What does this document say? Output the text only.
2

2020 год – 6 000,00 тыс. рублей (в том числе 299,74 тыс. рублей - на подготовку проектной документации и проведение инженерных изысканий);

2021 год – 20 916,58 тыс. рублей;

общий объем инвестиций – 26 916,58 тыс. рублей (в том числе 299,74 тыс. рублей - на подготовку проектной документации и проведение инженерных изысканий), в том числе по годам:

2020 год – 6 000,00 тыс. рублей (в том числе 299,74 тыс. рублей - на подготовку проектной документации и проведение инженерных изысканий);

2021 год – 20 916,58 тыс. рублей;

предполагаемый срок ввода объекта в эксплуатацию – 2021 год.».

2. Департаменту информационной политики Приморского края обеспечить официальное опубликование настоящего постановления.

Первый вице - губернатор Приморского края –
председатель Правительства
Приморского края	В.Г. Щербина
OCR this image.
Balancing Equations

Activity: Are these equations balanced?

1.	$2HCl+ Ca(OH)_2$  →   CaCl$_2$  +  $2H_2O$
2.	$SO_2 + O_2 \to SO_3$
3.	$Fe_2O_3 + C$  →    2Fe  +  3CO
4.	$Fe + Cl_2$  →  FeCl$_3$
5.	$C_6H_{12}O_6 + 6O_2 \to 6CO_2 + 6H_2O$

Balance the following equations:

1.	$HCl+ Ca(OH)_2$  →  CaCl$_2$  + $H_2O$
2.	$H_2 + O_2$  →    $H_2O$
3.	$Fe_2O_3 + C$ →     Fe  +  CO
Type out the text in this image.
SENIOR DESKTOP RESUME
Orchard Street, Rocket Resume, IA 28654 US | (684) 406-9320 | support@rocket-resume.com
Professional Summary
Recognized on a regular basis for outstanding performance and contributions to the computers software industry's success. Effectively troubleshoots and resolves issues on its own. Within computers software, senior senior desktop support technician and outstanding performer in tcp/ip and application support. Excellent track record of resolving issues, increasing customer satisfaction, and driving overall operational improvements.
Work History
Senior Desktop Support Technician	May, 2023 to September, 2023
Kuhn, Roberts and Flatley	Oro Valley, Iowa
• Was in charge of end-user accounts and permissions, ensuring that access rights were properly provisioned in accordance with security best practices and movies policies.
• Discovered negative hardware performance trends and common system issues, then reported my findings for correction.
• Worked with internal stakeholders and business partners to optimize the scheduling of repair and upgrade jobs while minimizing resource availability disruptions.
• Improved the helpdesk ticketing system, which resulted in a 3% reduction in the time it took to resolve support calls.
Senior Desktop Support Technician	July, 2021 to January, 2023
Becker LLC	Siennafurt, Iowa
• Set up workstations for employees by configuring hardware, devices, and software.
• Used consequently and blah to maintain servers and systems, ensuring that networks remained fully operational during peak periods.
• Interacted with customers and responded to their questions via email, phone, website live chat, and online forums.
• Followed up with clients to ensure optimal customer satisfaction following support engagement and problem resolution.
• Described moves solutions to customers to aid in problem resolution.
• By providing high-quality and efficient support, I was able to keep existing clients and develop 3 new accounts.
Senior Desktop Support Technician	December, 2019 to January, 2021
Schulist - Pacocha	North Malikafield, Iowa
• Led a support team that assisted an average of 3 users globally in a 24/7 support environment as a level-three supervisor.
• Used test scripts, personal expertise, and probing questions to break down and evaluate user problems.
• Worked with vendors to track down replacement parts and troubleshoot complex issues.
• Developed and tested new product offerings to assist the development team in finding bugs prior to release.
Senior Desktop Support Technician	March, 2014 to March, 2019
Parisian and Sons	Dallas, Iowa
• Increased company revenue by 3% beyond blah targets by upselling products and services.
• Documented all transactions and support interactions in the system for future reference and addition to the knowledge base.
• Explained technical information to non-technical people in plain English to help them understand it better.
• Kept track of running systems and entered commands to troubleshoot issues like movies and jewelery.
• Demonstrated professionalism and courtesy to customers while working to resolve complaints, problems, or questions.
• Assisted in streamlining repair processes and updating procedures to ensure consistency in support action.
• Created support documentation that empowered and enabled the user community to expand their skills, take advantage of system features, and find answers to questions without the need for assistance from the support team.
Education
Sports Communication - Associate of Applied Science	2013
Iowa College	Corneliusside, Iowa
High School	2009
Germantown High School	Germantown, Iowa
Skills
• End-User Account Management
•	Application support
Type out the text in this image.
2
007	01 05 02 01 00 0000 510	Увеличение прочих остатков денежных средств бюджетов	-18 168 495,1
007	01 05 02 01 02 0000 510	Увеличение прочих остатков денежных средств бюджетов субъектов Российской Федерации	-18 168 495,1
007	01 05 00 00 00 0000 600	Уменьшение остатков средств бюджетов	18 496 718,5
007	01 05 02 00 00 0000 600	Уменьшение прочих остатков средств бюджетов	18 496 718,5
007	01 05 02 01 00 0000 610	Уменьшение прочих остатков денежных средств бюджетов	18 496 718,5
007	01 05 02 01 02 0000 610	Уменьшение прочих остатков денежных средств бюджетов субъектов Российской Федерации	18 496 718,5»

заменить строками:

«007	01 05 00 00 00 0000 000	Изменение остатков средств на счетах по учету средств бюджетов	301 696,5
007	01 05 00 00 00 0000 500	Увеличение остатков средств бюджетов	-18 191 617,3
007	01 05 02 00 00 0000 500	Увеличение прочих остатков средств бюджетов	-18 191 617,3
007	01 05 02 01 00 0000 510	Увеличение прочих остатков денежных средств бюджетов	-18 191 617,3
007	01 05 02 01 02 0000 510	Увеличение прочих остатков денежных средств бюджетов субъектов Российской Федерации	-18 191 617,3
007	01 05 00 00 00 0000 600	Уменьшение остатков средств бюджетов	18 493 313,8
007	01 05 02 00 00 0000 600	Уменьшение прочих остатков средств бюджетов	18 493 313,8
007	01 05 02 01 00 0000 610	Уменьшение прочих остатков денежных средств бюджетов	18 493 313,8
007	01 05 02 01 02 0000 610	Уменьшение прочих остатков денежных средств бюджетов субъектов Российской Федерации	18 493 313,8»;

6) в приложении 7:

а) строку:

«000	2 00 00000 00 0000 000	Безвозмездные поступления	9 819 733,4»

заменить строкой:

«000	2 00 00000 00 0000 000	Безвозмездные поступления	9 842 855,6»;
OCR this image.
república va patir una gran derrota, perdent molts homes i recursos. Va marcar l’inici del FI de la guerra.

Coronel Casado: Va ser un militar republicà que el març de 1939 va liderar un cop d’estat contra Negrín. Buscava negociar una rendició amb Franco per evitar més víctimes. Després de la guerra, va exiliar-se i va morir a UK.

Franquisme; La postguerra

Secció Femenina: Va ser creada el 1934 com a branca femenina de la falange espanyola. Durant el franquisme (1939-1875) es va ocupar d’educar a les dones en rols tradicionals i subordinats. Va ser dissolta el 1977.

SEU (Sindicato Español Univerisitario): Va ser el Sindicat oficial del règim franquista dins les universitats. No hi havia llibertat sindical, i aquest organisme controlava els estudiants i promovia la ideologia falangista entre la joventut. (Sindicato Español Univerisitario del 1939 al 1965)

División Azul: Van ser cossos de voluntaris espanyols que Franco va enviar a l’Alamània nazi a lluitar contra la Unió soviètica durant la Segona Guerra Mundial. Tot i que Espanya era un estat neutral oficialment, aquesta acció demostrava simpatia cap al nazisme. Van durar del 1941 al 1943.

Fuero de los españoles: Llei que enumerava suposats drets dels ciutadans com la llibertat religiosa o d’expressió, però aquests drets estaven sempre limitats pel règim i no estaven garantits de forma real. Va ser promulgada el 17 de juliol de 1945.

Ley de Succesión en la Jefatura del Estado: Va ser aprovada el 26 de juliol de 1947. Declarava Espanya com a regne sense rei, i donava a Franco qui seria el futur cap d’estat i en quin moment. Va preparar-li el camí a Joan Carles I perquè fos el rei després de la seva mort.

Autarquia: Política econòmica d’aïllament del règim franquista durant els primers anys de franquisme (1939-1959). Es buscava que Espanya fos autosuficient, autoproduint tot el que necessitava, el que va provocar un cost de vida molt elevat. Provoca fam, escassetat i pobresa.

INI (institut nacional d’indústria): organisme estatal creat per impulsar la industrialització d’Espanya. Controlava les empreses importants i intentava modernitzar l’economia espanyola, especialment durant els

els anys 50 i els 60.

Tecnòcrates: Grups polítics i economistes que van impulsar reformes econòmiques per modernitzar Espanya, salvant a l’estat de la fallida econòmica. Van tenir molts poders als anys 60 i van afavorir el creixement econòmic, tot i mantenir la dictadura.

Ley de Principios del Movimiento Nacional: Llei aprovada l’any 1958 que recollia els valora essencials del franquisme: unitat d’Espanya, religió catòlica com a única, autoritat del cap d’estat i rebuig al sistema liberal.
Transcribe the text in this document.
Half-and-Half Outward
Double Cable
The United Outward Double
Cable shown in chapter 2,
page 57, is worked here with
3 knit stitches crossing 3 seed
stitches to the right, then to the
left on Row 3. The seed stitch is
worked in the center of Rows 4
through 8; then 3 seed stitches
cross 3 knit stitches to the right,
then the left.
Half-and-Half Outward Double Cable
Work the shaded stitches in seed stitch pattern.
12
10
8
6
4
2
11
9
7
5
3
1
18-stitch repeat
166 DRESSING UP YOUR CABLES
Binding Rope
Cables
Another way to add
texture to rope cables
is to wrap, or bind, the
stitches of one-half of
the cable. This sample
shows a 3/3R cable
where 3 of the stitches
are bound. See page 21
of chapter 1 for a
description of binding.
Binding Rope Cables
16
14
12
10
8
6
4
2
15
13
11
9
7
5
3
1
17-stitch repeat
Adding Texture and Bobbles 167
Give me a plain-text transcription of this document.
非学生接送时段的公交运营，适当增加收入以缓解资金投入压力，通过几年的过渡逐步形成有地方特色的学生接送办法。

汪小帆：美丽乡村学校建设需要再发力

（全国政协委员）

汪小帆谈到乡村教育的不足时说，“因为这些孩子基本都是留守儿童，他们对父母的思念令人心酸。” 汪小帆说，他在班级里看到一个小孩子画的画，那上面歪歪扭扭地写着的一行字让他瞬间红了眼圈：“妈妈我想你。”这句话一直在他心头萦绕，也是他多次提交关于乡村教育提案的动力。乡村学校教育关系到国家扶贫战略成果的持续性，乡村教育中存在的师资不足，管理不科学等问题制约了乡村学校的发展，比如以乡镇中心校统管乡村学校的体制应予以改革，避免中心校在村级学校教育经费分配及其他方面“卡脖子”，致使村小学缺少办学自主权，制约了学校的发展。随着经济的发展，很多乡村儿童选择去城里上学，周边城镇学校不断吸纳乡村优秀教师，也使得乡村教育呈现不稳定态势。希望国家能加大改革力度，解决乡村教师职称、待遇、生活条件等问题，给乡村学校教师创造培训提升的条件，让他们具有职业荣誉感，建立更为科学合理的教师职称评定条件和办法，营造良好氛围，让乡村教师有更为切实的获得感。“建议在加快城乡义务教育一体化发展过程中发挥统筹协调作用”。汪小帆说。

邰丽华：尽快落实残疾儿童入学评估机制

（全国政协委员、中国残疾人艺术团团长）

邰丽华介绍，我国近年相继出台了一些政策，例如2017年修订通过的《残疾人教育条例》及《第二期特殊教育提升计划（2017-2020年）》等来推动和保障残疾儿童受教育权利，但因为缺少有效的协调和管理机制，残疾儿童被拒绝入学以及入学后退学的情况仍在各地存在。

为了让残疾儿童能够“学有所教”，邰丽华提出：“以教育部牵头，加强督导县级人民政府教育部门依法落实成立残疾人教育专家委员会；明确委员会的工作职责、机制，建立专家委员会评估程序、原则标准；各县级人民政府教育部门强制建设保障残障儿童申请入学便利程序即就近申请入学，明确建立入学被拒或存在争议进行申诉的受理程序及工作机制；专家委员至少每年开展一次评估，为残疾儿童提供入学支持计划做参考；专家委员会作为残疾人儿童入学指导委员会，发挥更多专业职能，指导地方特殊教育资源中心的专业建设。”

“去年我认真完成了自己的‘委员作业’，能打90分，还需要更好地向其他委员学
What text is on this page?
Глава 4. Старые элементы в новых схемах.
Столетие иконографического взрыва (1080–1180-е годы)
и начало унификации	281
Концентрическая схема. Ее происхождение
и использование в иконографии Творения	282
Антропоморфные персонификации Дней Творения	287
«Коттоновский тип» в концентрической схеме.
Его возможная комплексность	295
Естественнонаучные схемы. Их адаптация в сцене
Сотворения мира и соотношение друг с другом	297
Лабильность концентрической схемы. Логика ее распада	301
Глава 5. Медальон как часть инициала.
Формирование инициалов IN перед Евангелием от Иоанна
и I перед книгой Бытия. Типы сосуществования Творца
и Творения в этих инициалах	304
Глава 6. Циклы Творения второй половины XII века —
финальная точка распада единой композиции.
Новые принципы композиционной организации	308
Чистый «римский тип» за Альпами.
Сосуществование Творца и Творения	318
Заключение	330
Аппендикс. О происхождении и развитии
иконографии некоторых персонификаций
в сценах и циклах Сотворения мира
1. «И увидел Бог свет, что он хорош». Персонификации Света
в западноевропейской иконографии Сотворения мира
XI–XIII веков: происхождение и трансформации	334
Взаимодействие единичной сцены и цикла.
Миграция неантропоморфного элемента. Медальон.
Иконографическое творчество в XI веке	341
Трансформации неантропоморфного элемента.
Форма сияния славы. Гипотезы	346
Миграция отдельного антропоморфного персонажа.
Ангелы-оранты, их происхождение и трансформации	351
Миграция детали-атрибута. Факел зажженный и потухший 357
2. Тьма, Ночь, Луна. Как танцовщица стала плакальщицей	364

------------------------------------------------------------------------

Exercise details: Say how many lines have the string "Творца" in them, offering no words beyond the number.

Task result: 2